## start Excerpted data

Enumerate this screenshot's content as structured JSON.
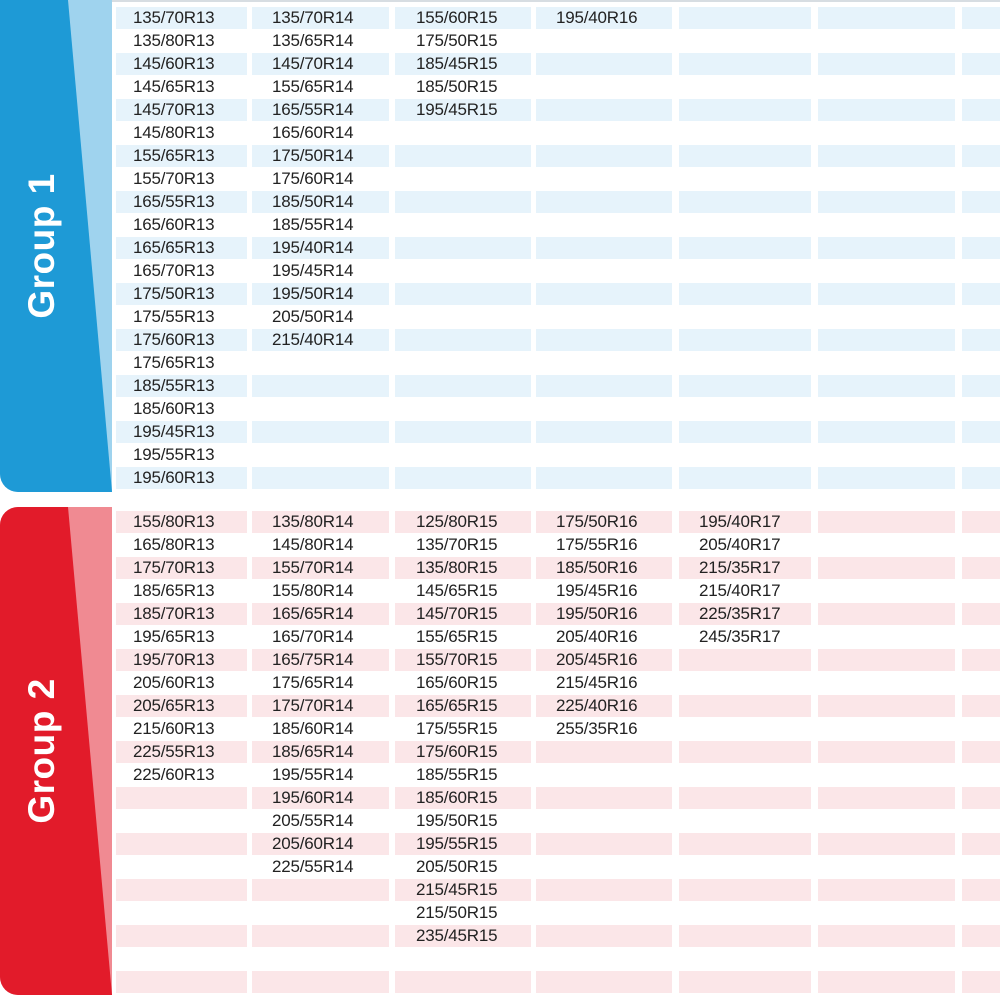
{
  "colors": {
    "group1_tab": "#1e9ad6",
    "group1_tab_light": "#9fd3ee",
    "group1_row_stripe": "#e6f3fb",
    "group2_tab": "#e21b2a",
    "group2_tab_light": "#f08a92",
    "group2_row_stripe": "#fbe6e8"
  },
  "group1": {
    "label": "Group 1",
    "row_count": 21,
    "columns": [
      [
        "135/70R13",
        "135/80R13",
        "145/60R13",
        "145/65R13",
        "145/70R13",
        "145/80R13",
        "155/65R13",
        "155/70R13",
        "165/55R13",
        "165/60R13",
        "165/65R13",
        "165/70R13",
        "175/50R13",
        "175/55R13",
        "175/60R13",
        "175/65R13",
        "185/55R13",
        "185/60R13",
        "195/45R13",
        "195/55R13",
        "195/60R13"
      ],
      [
        "135/70R14",
        "135/65R14",
        "145/70R14",
        "155/65R14",
        "165/55R14",
        "165/60R14",
        "175/50R14",
        "175/60R14",
        "185/50R14",
        "185/55R14",
        "195/40R14",
        "195/45R14",
        "195/50R14",
        "205/50R14",
        "215/40R14"
      ],
      [
        "155/60R15",
        "175/50R15",
        "185/45R15",
        "185/50R15",
        "195/45R15"
      ],
      [
        "195/40R16"
      ],
      [],
      [],
      []
    ]
  },
  "group2": {
    "label": "Group 2",
    "row_count": 21,
    "columns": [
      [
        "155/80R13",
        "165/80R13",
        "175/70R13",
        "185/65R13",
        "185/70R13",
        "195/65R13",
        "195/70R13",
        "205/60R13",
        "205/65R13",
        "215/60R13",
        "225/55R13",
        "225/60R13"
      ],
      [
        "135/80R14",
        "145/80R14",
        "155/70R14",
        "155/80R14",
        "165/65R14",
        "165/70R14",
        "165/75R14",
        "175/65R14",
        "175/70R14",
        "185/60R14",
        "185/65R14",
        "195/55R14",
        "195/60R14",
        "205/55R14",
        "205/60R14",
        "225/55R14"
      ],
      [
        "125/80R15",
        "135/70R15",
        "135/80R15",
        "145/65R15",
        "145/70R15",
        "155/65R15",
        "155/70R15",
        "165/60R15",
        "165/65R15",
        "175/55R15",
        "175/60R15",
        "185/55R15",
        "185/60R15",
        "195/50R15",
        "195/55R15",
        "205/50R15",
        "215/45R15",
        "215/50R15",
        "235/45R15"
      ],
      [
        "175/50R16",
        "175/55R16",
        "185/50R16",
        "195/45R16",
        "195/50R16",
        "205/40R16",
        "205/45R16",
        "215/45R16",
        "225/40R16",
        "255/35R16"
      ],
      [
        "195/40R17",
        "205/40R17",
        "215/35R17",
        "215/40R17",
        "225/35R17",
        "245/35R17"
      ],
      [],
      []
    ]
  }
}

## end Excerpted data

> **What is being asked**: Omitting all images, retype each line of the records precisely.

> **Exercise answer**:
Enumerate this screenshot's content as structured JSON.
{
  "colors": {
    "group1_tab": "#1e9ad6",
    "group1_tab_light": "#9fd3ee",
    "group1_row_stripe": "#e6f3fb",
    "group2_tab": "#e21b2a",
    "group2_tab_light": "#f08a92",
    "group2_row_stripe": "#fbe6e8"
  },
  "group1": {
    "label": "Group 1",
    "row_count": 21,
    "columns": [
      [
        "135/70R13",
        "135/80R13",
        "145/60R13",
        "145/65R13",
        "145/70R13",
        "145/80R13",
        "155/65R13",
        "155/70R13",
        "165/55R13",
        "165/60R13",
        "165/65R13",
        "165/70R13",
        "175/50R13",
        "175/55R13",
        "175/60R13",
        "175/65R13",
        "185/55R13",
        "185/60R13",
        "195/45R13",
        "195/55R13",
        "195/60R13"
      ],
      [
        "135/70R14",
        "135/65R14",
        "145/70R14",
        "155/65R14",
        "165/55R14",
        "165/60R14",
        "175/50R14",
        "175/60R14",
        "185/50R14",
        "185/55R14",
        "195/40R14",
        "195/45R14",
        "195/50R14",
        "205/50R14",
        "215/40R14"
      ],
      [
        "155/60R15",
        "175/50R15",
        "185/45R15",
        "185/50R15",
        "195/45R15"
      ],
      [
        "195/40R16"
      ],
      [],
      [],
      []
    ]
  },
  "group2": {
    "label": "Group 2",
    "row_count": 21,
    "columns": [
      [
        "155/80R13",
        "165/80R13",
        "175/70R13",
        "185/65R13",
        "185/70R13",
        "195/65R13",
        "195/70R13",
        "205/60R13",
        "205/65R13",
        "215/60R13",
        "225/55R13",
        "225/60R13"
      ],
      [
        "135/80R14",
        "145/80R14",
        "155/70R14",
        "155/80R14",
        "165/65R14",
        "165/70R14",
        "165/75R14",
        "175/65R14",
        "175/70R14",
        "185/60R14",
        "185/65R14",
        "195/55R14",
        "195/60R14",
        "205/55R14",
        "205/60R14",
        "225/55R14"
      ],
      [
        "125/80R15",
        "135/70R15",
        "135/80R15",
        "145/65R15",
        "145/70R15",
        "155/65R15",
        "155/70R15",
        "165/60R15",
        "165/65R15",
        "175/55R15",
        "175/60R15",
        "185/55R15",
        "185/60R15",
        "195/50R15",
        "195/55R15",
        "205/50R15",
        "215/45R15",
        "215/50R15",
        "235/45R15"
      ],
      [
        "175/50R16",
        "175/55R16",
        "185/50R16",
        "195/45R16",
        "195/50R16",
        "205/40R16",
        "205/45R16",
        "215/45R16",
        "225/40R16",
        "255/35R16"
      ],
      [
        "195/40R17",
        "205/40R17",
        "215/35R17",
        "215/40R17",
        "225/35R17",
        "245/35R17"
      ],
      [],
      []
    ]
  }
}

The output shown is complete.